[Stored records]
════
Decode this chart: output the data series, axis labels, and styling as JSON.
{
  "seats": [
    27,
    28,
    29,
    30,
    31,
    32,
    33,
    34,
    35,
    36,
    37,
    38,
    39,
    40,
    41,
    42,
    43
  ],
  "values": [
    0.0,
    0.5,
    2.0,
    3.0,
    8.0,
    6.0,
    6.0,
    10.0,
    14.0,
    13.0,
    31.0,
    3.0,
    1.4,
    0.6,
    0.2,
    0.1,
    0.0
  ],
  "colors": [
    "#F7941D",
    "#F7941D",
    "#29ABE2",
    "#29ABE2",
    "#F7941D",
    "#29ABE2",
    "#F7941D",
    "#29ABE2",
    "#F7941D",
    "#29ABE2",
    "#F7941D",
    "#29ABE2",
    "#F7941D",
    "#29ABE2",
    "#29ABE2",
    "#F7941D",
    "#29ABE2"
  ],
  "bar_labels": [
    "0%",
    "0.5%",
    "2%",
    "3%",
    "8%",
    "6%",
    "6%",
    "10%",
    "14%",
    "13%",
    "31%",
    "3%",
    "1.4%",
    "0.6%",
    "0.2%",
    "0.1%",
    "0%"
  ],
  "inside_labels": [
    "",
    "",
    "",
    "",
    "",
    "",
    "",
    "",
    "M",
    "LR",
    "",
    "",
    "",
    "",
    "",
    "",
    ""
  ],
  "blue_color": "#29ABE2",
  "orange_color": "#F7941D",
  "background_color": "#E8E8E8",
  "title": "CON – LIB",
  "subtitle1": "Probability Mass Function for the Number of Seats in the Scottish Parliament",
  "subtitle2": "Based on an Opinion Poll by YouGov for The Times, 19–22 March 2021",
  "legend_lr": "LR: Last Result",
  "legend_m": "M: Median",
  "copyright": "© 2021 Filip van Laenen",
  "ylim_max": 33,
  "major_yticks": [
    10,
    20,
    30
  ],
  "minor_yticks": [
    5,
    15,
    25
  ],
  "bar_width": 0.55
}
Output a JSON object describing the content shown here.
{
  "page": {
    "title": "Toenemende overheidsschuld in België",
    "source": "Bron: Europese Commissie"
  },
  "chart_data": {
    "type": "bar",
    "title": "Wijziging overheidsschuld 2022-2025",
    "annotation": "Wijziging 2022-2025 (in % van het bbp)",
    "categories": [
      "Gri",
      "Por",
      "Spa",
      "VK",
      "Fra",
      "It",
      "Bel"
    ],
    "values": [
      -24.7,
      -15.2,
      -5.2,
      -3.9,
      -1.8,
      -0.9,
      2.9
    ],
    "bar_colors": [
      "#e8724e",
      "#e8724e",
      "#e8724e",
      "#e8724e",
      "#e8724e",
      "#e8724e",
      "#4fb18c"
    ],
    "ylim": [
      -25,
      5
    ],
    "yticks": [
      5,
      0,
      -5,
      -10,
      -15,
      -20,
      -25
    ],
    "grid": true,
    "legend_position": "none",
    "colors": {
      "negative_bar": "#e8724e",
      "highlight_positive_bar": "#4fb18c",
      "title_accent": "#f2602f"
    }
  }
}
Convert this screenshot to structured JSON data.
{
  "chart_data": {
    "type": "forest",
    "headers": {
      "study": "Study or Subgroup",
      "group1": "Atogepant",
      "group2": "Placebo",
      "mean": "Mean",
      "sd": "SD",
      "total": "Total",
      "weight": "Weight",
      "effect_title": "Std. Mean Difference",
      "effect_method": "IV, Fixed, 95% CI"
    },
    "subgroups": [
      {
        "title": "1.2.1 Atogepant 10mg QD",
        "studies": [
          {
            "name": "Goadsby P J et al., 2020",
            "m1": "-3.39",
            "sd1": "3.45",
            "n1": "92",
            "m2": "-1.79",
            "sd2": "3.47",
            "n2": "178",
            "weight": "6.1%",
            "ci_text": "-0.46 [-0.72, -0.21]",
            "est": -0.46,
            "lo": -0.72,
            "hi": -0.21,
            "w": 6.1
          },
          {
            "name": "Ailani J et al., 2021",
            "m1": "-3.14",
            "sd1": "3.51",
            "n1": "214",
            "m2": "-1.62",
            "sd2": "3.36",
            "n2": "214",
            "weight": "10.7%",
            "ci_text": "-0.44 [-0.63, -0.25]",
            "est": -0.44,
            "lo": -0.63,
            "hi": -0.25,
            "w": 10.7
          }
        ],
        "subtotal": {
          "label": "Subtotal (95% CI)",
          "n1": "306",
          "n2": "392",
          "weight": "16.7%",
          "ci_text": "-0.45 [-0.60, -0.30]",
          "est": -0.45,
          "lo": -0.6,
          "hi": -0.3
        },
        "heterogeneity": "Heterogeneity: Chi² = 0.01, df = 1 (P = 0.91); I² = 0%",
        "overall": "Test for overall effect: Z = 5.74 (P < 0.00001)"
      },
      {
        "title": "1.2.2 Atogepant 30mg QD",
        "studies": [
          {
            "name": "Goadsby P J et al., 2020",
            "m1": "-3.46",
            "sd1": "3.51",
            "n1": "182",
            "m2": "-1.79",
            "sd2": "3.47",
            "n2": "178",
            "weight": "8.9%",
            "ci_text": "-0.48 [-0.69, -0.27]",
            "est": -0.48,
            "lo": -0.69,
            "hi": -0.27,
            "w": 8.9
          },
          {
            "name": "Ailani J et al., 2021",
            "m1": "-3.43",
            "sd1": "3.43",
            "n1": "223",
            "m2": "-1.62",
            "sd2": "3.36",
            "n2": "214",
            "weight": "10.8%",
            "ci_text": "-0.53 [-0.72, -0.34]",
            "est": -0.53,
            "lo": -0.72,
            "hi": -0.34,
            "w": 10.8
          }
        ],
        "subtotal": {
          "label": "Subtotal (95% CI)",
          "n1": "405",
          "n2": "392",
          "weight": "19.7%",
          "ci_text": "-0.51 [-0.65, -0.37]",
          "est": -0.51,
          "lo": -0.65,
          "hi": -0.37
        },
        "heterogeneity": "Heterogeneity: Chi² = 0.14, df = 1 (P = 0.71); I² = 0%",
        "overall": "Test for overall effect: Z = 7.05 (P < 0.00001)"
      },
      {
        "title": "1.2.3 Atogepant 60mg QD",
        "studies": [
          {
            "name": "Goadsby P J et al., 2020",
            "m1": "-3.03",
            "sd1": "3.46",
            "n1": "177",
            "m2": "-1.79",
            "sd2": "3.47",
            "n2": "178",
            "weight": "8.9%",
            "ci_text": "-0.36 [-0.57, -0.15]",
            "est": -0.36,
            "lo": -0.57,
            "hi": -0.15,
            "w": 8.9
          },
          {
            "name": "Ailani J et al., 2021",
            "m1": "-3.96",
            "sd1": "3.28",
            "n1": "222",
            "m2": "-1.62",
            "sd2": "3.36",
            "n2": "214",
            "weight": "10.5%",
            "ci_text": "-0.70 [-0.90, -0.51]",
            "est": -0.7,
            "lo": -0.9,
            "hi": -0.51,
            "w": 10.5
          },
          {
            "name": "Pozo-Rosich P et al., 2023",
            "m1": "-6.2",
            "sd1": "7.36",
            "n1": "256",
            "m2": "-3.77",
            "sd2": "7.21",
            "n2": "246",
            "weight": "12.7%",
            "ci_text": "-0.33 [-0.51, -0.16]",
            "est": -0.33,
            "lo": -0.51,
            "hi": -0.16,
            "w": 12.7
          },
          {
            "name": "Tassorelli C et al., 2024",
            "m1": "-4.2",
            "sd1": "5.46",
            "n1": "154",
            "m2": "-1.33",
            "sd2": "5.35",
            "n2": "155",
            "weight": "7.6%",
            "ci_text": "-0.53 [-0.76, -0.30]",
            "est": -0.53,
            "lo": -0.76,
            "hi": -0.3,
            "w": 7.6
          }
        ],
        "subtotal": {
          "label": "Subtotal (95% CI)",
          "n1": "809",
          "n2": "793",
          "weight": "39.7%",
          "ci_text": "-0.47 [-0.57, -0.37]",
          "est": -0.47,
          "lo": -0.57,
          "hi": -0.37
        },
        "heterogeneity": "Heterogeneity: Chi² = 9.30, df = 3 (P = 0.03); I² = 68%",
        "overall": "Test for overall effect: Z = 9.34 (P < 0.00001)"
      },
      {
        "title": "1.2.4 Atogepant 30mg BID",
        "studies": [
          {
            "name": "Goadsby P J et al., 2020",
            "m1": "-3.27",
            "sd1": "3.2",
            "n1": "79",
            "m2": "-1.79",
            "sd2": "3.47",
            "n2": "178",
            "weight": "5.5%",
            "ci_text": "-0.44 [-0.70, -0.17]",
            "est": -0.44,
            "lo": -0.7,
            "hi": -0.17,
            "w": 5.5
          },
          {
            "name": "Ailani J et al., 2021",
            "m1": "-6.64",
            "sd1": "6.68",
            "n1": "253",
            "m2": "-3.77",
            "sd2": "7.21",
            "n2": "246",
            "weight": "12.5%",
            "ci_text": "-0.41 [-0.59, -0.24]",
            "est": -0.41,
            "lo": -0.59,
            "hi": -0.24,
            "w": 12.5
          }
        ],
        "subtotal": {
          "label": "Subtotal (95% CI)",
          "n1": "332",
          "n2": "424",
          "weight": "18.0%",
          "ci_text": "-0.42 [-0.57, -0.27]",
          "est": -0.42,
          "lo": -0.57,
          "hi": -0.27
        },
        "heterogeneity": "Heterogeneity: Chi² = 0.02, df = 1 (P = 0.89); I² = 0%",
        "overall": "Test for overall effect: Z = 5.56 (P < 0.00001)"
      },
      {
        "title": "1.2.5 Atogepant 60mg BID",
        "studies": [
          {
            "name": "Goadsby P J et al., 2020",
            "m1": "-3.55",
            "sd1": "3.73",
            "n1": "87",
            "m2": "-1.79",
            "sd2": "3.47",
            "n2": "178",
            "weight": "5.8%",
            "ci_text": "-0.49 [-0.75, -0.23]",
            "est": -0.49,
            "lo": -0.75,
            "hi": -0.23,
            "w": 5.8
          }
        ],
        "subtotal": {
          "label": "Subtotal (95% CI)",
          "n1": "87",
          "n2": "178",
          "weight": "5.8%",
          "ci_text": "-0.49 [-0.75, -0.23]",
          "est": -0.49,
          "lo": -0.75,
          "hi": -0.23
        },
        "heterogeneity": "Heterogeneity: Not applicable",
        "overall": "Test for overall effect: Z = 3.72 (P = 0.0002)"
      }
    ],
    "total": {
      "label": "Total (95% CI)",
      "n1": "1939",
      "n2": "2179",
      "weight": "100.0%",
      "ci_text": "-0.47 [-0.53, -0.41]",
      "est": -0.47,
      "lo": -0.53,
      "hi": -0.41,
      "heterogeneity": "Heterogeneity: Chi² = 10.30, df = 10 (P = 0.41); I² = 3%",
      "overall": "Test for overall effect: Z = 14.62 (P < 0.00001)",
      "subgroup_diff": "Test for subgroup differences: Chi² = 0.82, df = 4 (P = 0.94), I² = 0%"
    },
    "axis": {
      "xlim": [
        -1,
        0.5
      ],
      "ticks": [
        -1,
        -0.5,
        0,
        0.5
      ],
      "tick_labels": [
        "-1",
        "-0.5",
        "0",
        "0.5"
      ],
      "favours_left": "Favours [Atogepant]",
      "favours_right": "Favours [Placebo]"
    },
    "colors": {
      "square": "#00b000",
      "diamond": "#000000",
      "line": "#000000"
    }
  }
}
════
[Prompt] Look through the data above. Each line containing the word "Heterogeneity" needs to be copied.

[Problem solution]
        "heterogeneity": "Heterogeneity: Chi² = 0.01, df = 1 (P = 0.91); I² = 0%",
        "heterogeneity": "Heterogeneity: Chi² = 0.14, df = 1 (P = 0.71); I² = 0%",
        "heterogeneity": "Heterogeneity: Chi² = 9.30, df = 3 (P = 0.03); I² = 68%",
        "heterogeneity": "Heterogeneity: Chi² = 0.02, df = 1 (P = 0.89); I² = 0%",
        "heterogeneity": "Heterogeneity: Not applicable",
      "heterogeneity": "Heterogeneity: Chi² = 10.30, df = 10 (P = 0.41); I² = 3%",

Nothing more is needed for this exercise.